* START MATERIAL SHOWN *

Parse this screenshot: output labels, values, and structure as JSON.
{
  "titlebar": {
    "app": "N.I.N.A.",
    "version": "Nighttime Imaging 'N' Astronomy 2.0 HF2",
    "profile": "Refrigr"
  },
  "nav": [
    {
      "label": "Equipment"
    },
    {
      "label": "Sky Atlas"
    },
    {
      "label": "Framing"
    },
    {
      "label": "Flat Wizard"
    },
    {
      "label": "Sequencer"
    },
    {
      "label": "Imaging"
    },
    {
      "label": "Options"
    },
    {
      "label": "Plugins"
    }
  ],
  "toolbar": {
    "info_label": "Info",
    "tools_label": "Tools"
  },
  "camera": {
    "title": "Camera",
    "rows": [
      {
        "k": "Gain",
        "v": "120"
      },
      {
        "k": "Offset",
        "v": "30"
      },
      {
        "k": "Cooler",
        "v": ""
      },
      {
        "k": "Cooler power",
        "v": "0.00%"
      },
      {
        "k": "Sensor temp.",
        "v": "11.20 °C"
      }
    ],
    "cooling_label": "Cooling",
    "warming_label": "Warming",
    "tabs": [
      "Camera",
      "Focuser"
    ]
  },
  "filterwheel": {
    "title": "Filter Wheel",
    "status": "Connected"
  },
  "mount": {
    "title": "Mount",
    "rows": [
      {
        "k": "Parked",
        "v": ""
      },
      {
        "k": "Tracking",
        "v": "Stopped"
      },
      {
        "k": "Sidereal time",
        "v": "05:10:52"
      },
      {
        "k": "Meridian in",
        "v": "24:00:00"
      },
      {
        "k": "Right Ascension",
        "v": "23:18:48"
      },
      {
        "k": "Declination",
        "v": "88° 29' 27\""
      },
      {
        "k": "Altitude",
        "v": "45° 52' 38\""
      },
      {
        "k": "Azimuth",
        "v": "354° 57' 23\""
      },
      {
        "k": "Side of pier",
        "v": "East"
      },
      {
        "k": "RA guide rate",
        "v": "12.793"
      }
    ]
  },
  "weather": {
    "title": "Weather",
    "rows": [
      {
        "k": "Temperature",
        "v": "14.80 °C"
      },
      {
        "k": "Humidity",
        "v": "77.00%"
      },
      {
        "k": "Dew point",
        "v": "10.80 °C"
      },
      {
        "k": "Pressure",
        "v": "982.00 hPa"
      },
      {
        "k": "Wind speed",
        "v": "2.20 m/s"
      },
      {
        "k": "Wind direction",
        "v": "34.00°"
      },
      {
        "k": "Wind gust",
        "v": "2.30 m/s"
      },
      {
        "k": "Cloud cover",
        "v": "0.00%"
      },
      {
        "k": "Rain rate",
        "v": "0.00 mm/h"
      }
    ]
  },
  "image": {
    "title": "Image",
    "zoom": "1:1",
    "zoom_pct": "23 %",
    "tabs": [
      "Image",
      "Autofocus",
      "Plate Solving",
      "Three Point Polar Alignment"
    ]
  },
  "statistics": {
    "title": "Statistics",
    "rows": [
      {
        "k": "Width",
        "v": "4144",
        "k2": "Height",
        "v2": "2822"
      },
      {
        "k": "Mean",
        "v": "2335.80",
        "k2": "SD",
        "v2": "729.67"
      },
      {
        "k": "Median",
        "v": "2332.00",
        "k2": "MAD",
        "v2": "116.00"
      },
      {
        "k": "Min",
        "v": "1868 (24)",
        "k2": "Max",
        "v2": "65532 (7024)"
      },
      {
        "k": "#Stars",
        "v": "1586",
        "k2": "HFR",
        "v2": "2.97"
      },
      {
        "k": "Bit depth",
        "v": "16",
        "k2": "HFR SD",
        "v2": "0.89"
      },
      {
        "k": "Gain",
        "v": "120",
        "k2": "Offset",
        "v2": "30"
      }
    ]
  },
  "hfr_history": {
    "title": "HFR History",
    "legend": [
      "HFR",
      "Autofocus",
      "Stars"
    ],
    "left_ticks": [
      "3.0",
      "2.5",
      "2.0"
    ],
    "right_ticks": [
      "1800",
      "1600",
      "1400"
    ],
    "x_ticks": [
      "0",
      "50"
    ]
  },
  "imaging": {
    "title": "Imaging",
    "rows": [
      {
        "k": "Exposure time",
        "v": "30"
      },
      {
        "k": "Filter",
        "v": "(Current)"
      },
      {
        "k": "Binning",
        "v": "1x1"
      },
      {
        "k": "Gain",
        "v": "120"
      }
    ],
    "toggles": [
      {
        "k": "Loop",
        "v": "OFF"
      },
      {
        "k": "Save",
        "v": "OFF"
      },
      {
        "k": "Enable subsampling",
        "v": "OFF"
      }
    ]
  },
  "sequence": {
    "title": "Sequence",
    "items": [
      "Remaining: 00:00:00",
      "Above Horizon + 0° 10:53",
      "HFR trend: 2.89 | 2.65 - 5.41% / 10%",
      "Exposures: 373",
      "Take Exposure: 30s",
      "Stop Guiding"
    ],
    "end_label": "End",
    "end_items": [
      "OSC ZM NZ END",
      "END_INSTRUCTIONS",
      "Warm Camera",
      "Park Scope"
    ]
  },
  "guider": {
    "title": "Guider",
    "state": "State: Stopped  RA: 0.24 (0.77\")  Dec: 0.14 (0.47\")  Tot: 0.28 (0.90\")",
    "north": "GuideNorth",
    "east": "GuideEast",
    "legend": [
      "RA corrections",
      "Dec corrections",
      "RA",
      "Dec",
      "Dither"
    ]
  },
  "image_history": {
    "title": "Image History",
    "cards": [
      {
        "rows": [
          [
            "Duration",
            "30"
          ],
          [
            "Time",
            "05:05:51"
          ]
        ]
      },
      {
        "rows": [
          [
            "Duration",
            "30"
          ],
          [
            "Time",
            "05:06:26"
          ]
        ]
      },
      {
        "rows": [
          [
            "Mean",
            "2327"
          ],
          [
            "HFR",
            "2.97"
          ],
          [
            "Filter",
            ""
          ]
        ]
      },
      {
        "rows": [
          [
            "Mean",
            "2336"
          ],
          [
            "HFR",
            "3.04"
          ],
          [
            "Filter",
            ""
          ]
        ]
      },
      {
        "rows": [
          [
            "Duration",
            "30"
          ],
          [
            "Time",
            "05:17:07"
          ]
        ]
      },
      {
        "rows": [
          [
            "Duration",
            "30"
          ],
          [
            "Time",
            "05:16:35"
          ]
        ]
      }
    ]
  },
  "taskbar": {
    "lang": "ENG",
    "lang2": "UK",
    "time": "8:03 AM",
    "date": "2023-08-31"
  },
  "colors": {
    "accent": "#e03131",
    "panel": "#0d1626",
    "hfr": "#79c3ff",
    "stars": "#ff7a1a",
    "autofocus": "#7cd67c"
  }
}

* END MATERIAL SHOWN *

Repeat all the entries word for word.

> [CORRECT RESPONSE]:
Parse this screenshot: output labels, values, and structure as JSON.
{
  "titlebar": {
    "app": "N.I.N.A.",
    "version": "Nighttime Imaging 'N' Astronomy 2.0 HF2",
    "profile": "Refrigr"
  },
  "nav": [
    {
      "label": "Equipment"
    },
    {
      "label": "Sky Atlas"
    },
    {
      "label": "Framing"
    },
    {
      "label": "Flat Wizard"
    },
    {
      "label": "Sequencer"
    },
    {
      "label": "Imaging"
    },
    {
      "label": "Options"
    },
    {
      "label": "Plugins"
    }
  ],
  "toolbar": {
    "info_label": "Info",
    "tools_label": "Tools"
  },
  "camera": {
    "title": "Camera",
    "rows": [
      {
        "k": "Gain",
        "v": "120"
      },
      {
        "k": "Offset",
        "v": "30"
      },
      {
        "k": "Cooler",
        "v": ""
      },
      {
        "k": "Cooler power",
        "v": "0.00%"
      },
      {
        "k": "Sensor temp.",
        "v": "11.20 °C"
      }
    ],
    "cooling_label": "Cooling",
    "warming_label": "Warming",
    "tabs": [
      "Camera",
      "Focuser"
    ]
  },
  "filterwheel": {
    "title": "Filter Wheel",
    "status": "Connected"
  },
  "mount": {
    "title": "Mount",
    "rows": [
      {
        "k": "Parked",
        "v": ""
      },
      {
        "k": "Tracking",
        "v": "Stopped"
      },
      {
        "k": "Sidereal time",
        "v": "05:10:52"
      },
      {
        "k": "Meridian in",
        "v": "24:00:00"
      },
      {
        "k": "Right Ascension",
        "v": "23:18:48"
      },
      {
        "k": "Declination",
        "v": "88° 29' 27\""
      },
      {
        "k": "Altitude",
        "v": "45° 52' 38\""
      },
      {
        "k": "Azimuth",
        "v": "354° 57' 23\""
      },
      {
        "k": "Side of pier",
        "v": "East"
      },
      {
        "k": "RA guide rate",
        "v": "12.793"
      }
    ]
  },
  "weather": {
    "title": "Weather",
    "rows": [
      {
        "k": "Temperature",
        "v": "14.80 °C"
      },
      {
        "k": "Humidity",
        "v": "77.00%"
      },
      {
        "k": "Dew point",
        "v": "10.80 °C"
      },
      {
        "k": "Pressure",
        "v": "982.00 hPa"
      },
      {
        "k": "Wind speed",
        "v": "2.20 m/s"
      },
      {
        "k": "Wind direction",
        "v": "34.00°"
      },
      {
        "k": "Wind gust",
        "v": "2.30 m/s"
      },
      {
        "k": "Cloud cover",
        "v": "0.00%"
      },
      {
        "k": "Rain rate",
        "v": "0.00 mm/h"
      }
    ]
  },
  "image": {
    "title": "Image",
    "zoom": "1:1",
    "zoom_pct": "23 %",
    "tabs": [
      "Image",
      "Autofocus",
      "Plate Solving",
      "Three Point Polar Alignment"
    ]
  },
  "statistics": {
    "title": "Statistics",
    "rows": [
      {
        "k": "Width",
        "v": "4144",
        "k2": "Height",
        "v2": "2822"
      },
      {
        "k": "Mean",
        "v": "2335.80",
        "k2": "SD",
        "v2": "729.67"
      },
      {
        "k": "Median",
        "v": "2332.00",
        "k2": "MAD",
        "v2": "116.00"
      },
      {
        "k": "Min",
        "v": "1868 (24)",
        "k2": "Max",
        "v2": "65532 (7024)"
      },
      {
        "k": "#Stars",
        "v": "1586",
        "k2": "HFR",
        "v2": "2.97"
      },
      {
        "k": "Bit depth",
        "v": "16",
        "k2": "HFR SD",
        "v2": "0.89"
      },
      {
        "k": "Gain",
        "v": "120",
        "k2": "Offset",
        "v2": "30"
      }
    ]
  },
  "hfr_history": {
    "title": "HFR History",
    "legend": [
      "HFR",
      "Autofocus",
      "Stars"
    ],
    "left_ticks": [
      "3.0",
      "2.5",
      "2.0"
    ],
    "right_ticks": [
      "1800",
      "1600",
      "1400"
    ],
    "x_ticks": [
      "0",
      "50"
    ]
  },
  "imaging": {
    "title": "Imaging",
    "rows": [
      {
        "k": "Exposure time",
        "v": "30"
      },
      {
        "k": "Filter",
        "v": "(Current)"
      },
      {
        "k": "Binning",
        "v": "1x1"
      },
      {
        "k": "Gain",
        "v": "120"
      }
    ],
    "toggles": [
      {
        "k": "Loop",
        "v": "OFF"
      },
      {
        "k": "Save",
        "v": "OFF"
      },
      {
        "k": "Enable subsampling",
        "v": "OFF"
      }
    ]
  },
  "sequence": {
    "title": "Sequence",
    "items": [
      "Remaining: 00:00:00",
      "Above Horizon + 0° 10:53",
      "HFR trend: 2.89 | 2.65 - 5.41% / 10%",
      "Exposures: 373",
      "Take Exposure: 30s",
      "Stop Guiding"
    ],
    "end_label": "End",
    "end_items": [
      "OSC ZM NZ END",
      "END_INSTRUCTIONS",
      "Warm Camera",
      "Park Scope"
    ]
  },
  "guider": {
    "title": "Guider",
    "state": "State: Stopped  RA: 0.24 (0.77\")  Dec: 0.14 (0.47\")  Tot: 0.28 (0.90\")",
    "north": "GuideNorth",
    "east": "GuideEast",
    "legend": [
      "RA corrections",
      "Dec corrections",
      "RA",
      "Dec",
      "Dither"
    ]
  },
  "image_history": {
    "title": "Image History",
    "cards": [
      {
        "rows": [
          [
            "Duration",
            "30"
          ],
          [
            "Time",
            "05:05:51"
          ]
        ]
      },
      {
        "rows": [
          [
            "Duration",
            "30"
          ],
          [
            "Time",
            "05:06:26"
          ]
        ]
      },
      {
        "rows": [
          [
            "Mean",
            "2327"
          ],
          [
            "HFR",
            "2.97"
          ],
          [
            "Filter",
            ""
          ]
        ]
      },
      {
        "rows": [
          [
            "Mean",
            "2336"
          ],
          [
            "HFR",
            "3.04"
          ],
          [
            "Filter",
            ""
          ]
        ]
      },
      {
        "rows": [
          [
            "Duration",
            "30"
          ],
          [
            "Time",
            "05:17:07"
          ]
        ]
      },
      {
        "rows": [
          [
            "Duration",
            "30"
          ],
          [
            "Time",
            "05:16:35"
          ]
        ]
      }
    ]
  },
  "taskbar": {
    "lang": "ENG",
    "lang2": "UK",
    "time": "8:03 AM",
    "date": "2023-08-31"
  },
  "colors": {
    "accent": "#e03131",
    "panel": "#0d1626",
    "hfr": "#79c3ff",
    "stars": "#ff7a1a",
    "autofocus": "#7cd67c"
  }
}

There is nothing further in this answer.